Work to do: Below are records; count the lines that contain "Padovánský" and give only the total.

Data rows:
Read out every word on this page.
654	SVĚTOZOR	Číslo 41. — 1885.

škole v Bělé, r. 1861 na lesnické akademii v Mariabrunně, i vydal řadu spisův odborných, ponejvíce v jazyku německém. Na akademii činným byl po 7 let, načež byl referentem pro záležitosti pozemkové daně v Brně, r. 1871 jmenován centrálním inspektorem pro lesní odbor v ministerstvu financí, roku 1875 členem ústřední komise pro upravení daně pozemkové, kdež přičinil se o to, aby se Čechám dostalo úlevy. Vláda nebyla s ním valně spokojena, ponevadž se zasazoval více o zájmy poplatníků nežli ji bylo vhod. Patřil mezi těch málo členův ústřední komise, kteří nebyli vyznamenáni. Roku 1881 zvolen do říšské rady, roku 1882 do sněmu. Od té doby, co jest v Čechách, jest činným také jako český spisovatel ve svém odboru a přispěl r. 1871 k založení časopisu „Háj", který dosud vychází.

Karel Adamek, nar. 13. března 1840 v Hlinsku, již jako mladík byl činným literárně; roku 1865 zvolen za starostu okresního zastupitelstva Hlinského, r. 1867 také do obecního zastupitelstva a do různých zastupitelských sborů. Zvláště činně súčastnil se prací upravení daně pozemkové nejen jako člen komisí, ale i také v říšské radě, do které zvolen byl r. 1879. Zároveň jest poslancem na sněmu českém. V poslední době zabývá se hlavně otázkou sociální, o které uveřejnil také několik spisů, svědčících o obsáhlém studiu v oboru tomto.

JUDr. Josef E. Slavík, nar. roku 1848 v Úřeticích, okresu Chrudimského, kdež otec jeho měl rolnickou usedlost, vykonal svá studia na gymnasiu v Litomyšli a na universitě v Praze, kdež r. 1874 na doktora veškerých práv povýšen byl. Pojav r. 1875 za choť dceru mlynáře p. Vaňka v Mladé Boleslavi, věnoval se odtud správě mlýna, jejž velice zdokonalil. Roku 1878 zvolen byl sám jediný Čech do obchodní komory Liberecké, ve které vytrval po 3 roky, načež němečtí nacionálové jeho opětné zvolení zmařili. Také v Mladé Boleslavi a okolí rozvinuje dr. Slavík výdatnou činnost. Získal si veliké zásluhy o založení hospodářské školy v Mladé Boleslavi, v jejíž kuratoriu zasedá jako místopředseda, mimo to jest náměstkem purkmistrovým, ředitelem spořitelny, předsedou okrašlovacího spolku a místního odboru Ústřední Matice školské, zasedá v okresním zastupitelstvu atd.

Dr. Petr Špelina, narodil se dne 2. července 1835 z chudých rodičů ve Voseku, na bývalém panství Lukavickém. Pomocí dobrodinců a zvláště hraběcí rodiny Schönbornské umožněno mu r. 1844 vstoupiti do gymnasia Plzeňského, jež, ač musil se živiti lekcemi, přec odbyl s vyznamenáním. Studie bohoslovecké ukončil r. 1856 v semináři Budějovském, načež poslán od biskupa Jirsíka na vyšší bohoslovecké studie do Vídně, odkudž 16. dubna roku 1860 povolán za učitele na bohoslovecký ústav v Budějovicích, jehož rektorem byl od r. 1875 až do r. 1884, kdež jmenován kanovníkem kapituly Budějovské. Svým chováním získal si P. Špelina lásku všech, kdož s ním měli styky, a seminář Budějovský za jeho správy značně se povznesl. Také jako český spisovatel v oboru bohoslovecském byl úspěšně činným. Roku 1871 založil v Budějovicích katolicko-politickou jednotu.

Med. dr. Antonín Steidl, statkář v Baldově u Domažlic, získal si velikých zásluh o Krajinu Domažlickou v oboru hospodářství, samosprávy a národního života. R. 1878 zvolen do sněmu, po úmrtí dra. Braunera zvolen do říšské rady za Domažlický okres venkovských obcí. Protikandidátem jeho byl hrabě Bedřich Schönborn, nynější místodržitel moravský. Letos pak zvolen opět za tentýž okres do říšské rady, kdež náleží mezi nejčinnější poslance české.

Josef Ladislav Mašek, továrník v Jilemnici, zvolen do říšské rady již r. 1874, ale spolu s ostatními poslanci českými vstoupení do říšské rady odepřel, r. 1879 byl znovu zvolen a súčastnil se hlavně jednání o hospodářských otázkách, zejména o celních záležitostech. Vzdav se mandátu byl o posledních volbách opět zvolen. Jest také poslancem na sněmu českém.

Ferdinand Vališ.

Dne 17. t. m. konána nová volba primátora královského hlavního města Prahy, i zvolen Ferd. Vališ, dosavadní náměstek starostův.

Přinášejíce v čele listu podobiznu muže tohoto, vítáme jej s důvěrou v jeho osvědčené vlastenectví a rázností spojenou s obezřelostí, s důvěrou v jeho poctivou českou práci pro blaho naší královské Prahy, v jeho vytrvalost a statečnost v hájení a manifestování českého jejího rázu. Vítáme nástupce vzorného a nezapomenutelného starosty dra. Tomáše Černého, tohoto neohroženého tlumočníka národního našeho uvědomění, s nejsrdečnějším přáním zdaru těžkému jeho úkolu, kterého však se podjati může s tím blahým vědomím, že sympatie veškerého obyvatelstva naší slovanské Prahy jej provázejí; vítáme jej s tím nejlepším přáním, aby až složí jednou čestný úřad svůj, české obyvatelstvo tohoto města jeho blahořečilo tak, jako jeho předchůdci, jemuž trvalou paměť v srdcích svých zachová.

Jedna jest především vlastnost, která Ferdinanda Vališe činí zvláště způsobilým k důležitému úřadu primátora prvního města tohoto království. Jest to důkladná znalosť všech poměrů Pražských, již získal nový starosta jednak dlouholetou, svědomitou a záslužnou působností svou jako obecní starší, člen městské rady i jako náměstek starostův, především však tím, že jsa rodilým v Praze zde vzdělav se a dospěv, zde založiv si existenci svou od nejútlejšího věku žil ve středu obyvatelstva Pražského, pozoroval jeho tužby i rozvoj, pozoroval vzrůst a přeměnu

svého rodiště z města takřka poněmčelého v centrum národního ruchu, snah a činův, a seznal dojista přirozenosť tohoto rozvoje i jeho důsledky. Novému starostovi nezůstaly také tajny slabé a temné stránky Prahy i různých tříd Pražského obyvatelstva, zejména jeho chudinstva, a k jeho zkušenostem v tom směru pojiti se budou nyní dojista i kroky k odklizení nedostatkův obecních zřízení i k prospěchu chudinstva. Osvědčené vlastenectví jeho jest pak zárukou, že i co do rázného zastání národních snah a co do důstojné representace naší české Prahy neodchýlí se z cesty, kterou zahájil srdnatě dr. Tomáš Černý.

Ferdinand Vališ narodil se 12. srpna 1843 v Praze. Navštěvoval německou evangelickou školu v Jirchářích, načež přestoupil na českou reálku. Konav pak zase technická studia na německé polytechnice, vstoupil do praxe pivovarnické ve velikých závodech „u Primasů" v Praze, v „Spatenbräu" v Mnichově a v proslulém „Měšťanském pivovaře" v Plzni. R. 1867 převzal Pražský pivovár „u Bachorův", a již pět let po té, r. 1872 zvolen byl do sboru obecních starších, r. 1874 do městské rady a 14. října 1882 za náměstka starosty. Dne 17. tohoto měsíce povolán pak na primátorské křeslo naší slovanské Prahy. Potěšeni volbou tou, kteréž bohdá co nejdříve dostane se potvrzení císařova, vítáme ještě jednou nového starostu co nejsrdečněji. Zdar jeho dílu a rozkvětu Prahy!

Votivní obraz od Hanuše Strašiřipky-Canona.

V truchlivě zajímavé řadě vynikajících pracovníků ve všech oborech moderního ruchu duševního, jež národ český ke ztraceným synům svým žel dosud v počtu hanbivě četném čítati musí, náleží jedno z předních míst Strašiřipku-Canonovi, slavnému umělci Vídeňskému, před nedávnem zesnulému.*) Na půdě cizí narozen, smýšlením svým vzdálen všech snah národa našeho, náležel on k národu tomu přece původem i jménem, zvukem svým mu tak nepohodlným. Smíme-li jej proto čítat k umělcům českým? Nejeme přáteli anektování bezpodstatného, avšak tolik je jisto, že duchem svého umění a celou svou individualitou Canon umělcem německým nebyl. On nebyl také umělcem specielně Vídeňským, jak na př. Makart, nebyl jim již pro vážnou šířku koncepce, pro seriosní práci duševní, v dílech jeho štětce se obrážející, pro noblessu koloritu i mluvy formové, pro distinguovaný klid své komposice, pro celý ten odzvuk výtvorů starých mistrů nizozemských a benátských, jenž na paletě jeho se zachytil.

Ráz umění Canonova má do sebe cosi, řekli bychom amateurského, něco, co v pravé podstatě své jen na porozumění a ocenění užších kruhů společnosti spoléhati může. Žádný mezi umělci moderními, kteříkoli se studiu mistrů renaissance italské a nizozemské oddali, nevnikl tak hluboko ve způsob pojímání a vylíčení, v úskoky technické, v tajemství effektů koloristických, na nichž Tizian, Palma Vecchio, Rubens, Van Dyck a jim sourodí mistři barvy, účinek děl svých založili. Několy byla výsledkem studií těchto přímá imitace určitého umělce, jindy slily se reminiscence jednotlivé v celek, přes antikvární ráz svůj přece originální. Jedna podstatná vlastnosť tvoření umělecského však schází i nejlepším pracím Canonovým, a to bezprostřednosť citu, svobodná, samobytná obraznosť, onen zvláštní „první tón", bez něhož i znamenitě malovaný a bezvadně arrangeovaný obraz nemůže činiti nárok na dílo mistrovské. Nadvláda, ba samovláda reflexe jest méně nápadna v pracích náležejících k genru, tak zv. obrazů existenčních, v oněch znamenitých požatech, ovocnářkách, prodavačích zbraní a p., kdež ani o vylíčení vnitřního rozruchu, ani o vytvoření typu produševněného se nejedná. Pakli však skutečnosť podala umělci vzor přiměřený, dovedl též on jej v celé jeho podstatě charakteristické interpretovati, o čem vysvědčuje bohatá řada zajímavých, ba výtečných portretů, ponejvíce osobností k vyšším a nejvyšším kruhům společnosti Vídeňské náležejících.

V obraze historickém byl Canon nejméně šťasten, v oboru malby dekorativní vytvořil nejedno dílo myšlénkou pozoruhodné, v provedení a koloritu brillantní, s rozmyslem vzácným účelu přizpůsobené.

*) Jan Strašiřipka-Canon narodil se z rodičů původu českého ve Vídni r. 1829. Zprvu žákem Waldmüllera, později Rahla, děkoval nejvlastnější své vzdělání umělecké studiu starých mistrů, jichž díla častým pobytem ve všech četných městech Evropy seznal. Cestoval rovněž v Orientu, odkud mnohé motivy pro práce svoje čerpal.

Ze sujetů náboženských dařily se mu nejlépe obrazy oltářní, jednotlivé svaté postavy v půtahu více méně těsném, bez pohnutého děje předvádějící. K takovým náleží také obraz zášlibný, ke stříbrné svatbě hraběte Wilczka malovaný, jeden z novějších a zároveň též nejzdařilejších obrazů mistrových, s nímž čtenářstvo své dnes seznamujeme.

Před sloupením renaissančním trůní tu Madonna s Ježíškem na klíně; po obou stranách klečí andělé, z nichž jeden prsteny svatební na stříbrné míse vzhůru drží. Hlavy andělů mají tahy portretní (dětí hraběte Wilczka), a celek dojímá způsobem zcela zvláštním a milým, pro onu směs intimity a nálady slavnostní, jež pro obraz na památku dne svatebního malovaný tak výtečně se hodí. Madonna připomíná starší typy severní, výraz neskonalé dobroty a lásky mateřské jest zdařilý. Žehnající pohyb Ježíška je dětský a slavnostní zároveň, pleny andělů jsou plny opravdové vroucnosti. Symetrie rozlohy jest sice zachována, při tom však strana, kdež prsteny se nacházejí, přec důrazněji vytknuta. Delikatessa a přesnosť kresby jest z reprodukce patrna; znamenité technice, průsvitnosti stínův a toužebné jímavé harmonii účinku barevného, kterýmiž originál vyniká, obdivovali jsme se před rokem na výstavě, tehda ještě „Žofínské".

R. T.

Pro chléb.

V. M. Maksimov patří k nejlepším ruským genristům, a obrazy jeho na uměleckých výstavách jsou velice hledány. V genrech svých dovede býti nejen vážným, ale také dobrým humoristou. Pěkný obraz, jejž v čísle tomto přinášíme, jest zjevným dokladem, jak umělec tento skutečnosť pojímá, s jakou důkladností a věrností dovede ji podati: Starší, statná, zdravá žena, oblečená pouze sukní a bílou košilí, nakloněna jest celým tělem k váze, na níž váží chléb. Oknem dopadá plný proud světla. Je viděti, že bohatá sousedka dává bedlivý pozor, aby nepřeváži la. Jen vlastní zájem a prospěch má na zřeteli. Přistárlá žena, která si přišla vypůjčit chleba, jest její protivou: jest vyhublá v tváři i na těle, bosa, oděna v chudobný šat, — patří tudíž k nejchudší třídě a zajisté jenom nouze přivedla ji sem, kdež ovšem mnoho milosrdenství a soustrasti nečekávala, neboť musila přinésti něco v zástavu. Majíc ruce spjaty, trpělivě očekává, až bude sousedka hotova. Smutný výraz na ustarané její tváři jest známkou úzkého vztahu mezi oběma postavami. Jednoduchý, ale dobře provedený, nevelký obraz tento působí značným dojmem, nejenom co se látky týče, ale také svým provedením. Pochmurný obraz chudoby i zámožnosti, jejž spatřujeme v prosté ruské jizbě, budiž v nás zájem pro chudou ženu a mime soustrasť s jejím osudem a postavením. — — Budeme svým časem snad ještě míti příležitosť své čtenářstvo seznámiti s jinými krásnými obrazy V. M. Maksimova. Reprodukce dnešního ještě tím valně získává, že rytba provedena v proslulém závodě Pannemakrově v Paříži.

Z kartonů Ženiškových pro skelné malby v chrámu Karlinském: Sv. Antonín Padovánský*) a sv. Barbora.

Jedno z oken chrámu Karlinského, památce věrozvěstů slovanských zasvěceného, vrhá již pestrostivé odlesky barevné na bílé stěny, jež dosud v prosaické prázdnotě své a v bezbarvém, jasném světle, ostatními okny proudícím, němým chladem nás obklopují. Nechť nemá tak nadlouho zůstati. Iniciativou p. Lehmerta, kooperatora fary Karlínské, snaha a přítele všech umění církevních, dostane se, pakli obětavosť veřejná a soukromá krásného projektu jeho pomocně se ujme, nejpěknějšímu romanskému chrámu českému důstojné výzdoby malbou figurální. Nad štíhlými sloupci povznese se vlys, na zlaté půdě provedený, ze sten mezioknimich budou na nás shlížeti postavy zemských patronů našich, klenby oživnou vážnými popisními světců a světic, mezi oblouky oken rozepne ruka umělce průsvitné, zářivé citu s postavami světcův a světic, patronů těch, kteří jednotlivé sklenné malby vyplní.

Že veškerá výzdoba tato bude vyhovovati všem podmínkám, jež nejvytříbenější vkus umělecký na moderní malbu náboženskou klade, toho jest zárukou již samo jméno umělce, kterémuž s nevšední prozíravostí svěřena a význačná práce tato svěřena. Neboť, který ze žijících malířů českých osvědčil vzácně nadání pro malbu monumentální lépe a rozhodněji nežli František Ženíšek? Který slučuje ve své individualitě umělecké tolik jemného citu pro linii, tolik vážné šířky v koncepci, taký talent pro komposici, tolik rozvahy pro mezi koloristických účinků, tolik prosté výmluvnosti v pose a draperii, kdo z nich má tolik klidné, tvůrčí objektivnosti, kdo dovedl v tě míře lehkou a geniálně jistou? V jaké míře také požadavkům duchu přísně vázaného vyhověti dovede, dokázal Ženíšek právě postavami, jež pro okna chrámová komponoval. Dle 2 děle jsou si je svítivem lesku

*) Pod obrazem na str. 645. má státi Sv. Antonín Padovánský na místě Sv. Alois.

Task output: 2